'''

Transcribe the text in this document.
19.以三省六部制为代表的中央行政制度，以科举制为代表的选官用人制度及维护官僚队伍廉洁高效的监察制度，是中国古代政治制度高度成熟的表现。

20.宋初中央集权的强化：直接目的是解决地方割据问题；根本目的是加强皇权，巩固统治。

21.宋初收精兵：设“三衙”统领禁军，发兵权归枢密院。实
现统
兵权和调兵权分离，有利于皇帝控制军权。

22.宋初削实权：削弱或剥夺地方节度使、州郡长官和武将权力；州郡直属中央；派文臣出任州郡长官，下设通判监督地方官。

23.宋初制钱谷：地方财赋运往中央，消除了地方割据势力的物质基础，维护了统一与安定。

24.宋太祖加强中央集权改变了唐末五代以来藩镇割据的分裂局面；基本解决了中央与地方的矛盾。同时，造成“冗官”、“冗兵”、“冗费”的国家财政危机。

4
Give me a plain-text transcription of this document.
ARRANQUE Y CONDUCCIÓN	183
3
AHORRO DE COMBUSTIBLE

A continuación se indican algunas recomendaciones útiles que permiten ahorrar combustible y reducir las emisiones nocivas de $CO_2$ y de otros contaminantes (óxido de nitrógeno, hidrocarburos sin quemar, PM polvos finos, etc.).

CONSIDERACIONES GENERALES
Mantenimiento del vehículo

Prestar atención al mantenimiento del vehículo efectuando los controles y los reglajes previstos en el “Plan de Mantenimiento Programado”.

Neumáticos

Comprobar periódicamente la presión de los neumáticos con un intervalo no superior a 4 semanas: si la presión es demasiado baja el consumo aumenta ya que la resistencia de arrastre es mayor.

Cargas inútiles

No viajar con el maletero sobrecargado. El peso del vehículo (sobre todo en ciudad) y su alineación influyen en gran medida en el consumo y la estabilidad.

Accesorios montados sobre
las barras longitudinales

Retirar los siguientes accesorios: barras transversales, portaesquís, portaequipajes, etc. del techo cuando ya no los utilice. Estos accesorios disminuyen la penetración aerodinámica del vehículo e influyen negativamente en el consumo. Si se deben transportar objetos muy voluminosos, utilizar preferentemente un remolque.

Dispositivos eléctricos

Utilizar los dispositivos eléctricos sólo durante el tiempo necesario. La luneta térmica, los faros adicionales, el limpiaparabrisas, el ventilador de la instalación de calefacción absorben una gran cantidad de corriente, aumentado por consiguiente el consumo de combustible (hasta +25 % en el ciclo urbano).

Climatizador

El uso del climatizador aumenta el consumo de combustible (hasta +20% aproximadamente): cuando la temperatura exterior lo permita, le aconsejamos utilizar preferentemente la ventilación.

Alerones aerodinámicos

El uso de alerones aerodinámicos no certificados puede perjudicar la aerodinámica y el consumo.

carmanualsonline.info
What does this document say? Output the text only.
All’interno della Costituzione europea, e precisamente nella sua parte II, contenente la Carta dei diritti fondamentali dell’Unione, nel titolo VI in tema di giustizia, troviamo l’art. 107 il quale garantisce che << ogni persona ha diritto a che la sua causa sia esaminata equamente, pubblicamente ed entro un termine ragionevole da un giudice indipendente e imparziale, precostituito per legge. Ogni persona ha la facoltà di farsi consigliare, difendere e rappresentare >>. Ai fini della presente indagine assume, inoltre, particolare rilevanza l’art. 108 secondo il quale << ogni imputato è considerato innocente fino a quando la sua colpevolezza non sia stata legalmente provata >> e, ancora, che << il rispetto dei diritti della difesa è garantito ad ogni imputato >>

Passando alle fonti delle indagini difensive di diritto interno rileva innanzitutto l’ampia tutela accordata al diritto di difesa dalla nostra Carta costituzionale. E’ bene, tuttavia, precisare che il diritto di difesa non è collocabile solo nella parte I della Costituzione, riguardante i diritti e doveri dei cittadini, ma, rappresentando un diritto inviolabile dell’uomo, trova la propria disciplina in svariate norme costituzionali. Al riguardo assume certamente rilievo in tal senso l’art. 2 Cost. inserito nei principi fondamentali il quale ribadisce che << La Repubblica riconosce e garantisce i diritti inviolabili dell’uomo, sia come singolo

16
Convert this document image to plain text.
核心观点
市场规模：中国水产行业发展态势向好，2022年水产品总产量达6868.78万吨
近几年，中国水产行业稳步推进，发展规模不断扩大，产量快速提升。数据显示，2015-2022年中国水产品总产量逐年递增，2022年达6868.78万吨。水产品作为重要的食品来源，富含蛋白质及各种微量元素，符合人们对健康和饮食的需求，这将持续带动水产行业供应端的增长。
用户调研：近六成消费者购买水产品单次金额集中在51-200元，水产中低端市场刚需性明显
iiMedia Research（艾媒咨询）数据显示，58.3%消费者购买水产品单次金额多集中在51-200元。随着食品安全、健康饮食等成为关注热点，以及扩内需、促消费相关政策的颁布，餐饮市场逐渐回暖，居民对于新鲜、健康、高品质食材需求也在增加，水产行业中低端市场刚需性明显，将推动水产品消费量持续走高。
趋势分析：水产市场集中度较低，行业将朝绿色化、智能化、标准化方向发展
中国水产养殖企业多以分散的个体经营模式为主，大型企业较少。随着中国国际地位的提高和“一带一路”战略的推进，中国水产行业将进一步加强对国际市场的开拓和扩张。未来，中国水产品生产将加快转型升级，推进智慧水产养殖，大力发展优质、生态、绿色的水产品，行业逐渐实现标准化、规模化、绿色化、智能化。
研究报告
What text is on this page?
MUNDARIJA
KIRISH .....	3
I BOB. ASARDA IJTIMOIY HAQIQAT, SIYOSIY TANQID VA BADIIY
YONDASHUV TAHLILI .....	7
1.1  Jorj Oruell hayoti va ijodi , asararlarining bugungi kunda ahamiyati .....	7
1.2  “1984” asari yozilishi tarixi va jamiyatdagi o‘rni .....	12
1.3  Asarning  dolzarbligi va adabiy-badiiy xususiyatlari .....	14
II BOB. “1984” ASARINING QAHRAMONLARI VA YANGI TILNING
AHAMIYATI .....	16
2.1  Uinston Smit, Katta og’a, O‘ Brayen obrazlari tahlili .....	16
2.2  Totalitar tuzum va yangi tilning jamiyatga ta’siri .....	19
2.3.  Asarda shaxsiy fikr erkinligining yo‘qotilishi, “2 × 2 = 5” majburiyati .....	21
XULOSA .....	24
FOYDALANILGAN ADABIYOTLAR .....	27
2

'''

Restate the data above word for word, please.

COMPLETE ANSWER:
Transcribe the text in this document.
19.以三省六部制为代表的中央行政制度，以科举制为代表的选官用人制度及维护官僚队伍廉洁高效的监察制度，是中国古代政治制度高度成熟的表现。

20.宋初中央集权的强化：直接目的是解决地方割据问题；根本目的是加强皇权，巩固统治。

21.宋初收精兵：设“三衙”统领禁军，发兵权归枢密院。实
现统
兵权和调兵权分离，有利于皇帝控制军权。

22.宋初削实权：削弱或剥夺地方节度使、州郡长官和武将权力；州郡直属中央；派文臣出任州郡长官，下设通判监督地方官。

23.宋初制钱谷：地方财赋运往中央，消除了地方割据势力的物质基础，维护了统一与安定。

24.宋太祖加强中央集权改变了唐末五代以来藩镇割据的分裂局面；基本解决了中央与地方的矛盾。同时，造成“冗官”、“冗兵”、“冗费”的国家财政危机。

4
Give me a plain-text transcription of this document.
ARRANQUE Y CONDUCCIÓN	183
3
AHORRO DE COMBUSTIBLE

A continuación se indican algunas recomendaciones útiles que permiten ahorrar combustible y reducir las emisiones nocivas de $CO_2$ y de otros contaminantes (óxido de nitrógeno, hidrocarburos sin quemar, PM polvos finos, etc.).

CONSIDERACIONES GENERALES
Mantenimiento del vehículo

Prestar atención al mantenimiento del vehículo efectuando los controles y los reglajes previstos en el “Plan de Mantenimiento Programado”.

Neumáticos

Comprobar periódicamente la presión de los neumáticos con un intervalo no superior a 4 semanas: si la presión es demasiado baja el consumo aumenta ya que la resistencia de arrastre es mayor.

Cargas inútiles

No viajar con el maletero sobrecargado. El peso del vehículo (sobre todo en ciudad) y su alineación influyen en gran medida en el consumo y la estabilidad.

Accesorios montados sobre
las barras longitudinales

Retirar los siguientes accesorios: barras transversales, portaesquís, portaequipajes, etc. del techo cuando ya no los utilice. Estos accesorios disminuyen la penetración aerodinámica del vehículo e influyen negativamente en el consumo. Si se deben transportar objetos muy voluminosos, utilizar preferentemente un remolque.

Dispositivos eléctricos

Utilizar los dispositivos eléctricos sólo durante el tiempo necesario. La luneta térmica, los faros adicionales, el limpiaparabrisas, el ventilador de la instalación de calefacción absorben una gran cantidad de corriente, aumentado por consiguiente el consumo de combustible (hasta +25 % en el ciclo urbano).

Climatizador

El uso del climatizador aumenta el consumo de combustible (hasta +20% aproximadamente): cuando la temperatura exterior lo permita, le aconsejamos utilizar preferentemente la ventilación.

Alerones aerodinámicos

El uso de alerones aerodinámicos no certificados puede perjudicar la aerodinámica y el consumo.

carmanualsonline.info
What does this document say? Output the text only.
All’interno della Costituzione europea, e precisamente nella sua parte II, contenente la Carta dei diritti fondamentali dell’Unione, nel titolo VI in tema di giustizia, troviamo l’art. 107 il quale garantisce che << ogni persona ha diritto a che la sua causa sia esaminata equamente, pubblicamente ed entro un termine ragionevole da un giudice indipendente e imparziale, precostituito per legge. Ogni persona ha la facoltà di farsi consigliare, difendere e rappresentare >>. Ai fini della presente indagine assume, inoltre, particolare rilevanza l’art. 108 secondo il quale << ogni imputato è considerato innocente fino a quando la sua colpevolezza non sia stata legalmente provata >> e, ancora, che << il rispetto dei diritti della difesa è garantito ad ogni imputato >>

Passando alle fonti delle indagini difensive di diritto interno rileva innanzitutto l’ampia tutela accordata al diritto di difesa dalla nostra Carta costituzionale. E’ bene, tuttavia, precisare che il diritto di difesa non è collocabile solo nella parte I della Costituzione, riguardante i diritti e doveri dei cittadini, ma, rappresentando un diritto inviolabile dell’uomo, trova la propria disciplina in svariate norme costituzionali. Al riguardo assume certamente rilievo in tal senso l’art. 2 Cost. inserito nei principi fondamentali il quale ribadisce che << La Repubblica riconosce e garantisce i diritti inviolabili dell’uomo, sia come singolo

16
Convert this document image to plain text.
核心观点
市场规模：中国水产行业发展态势向好，2022年水产品总产量达6868.78万吨
近几年，中国水产行业稳步推进，发展规模不断扩大，产量快速提升。数据显示，2015-2022年中国水产品总产量逐年递增，2022年达6868.78万吨。水产品作为重要的食品来源，富含蛋白质及各种微量元素，符合人们对健康和饮食的需求，这将持续带动水产行业供应端的增长。
用户调研：近六成消费者购买水产品单次金额集中在51-200元，水产中低端市场刚需性明显
iiMedia Research（艾媒咨询）数据显示，58.3%消费者购买水产品单次金额多集中在51-200元。随着食品安全、健康饮食等成为关注热点，以及扩内需、促消费相关政策的颁布，餐饮市场逐渐回暖，居民对于新鲜、健康、高品质食材需求也在增加，水产行业中低端市场刚需性明显，将推动水产品消费量持续走高。
趋势分析：水产市场集中度较低，行业将朝绿色化、智能化、标准化方向发展
中国水产养殖企业多以分散的个体经营模式为主，大型企业较少。随着中国国际地位的提高和“一带一路”战略的推进，中国水产行业将进一步加强对国际市场的开拓和扩张。未来，中国水产品生产将加快转型升级，推进智慧水产养殖，大力发展优质、生态、绿色的水产品，行业逐渐实现标准化、规模化、绿色化、智能化。
研究报告
What text is on this page?
MUNDARIJA
KIRISH .....	3
I BOB. ASARDA IJTIMOIY HAQIQAT, SIYOSIY TANQID VA BADIIY
YONDASHUV TAHLILI .....	7
1.1  Jorj Oruell hayoti va ijodi , asararlarining bugungi kunda ahamiyati .....	7
1.2  “1984” asari yozilishi tarixi va jamiyatdagi o‘rni .....	12
1.3  Asarning  dolzarbligi va adabiy-badiiy xususiyatlari .....	14
II BOB. “1984” ASARINING QAHRAMONLARI VA YANGI TILNING
AHAMIYATI .....	16
2.1  Uinston Smit, Katta og’a, O‘ Brayen obrazlari tahlili .....	16
2.2  Totalitar tuzum va yangi tilning jamiyatga ta’siri .....	19
2.3.  Asarda shaxsiy fikr erkinligining yo‘qotilishi, “2 × 2 = 5” majburiyati .....	21
XULOSA .....	24
FOYDALANILGAN ADABIYOTLAR .....	27
2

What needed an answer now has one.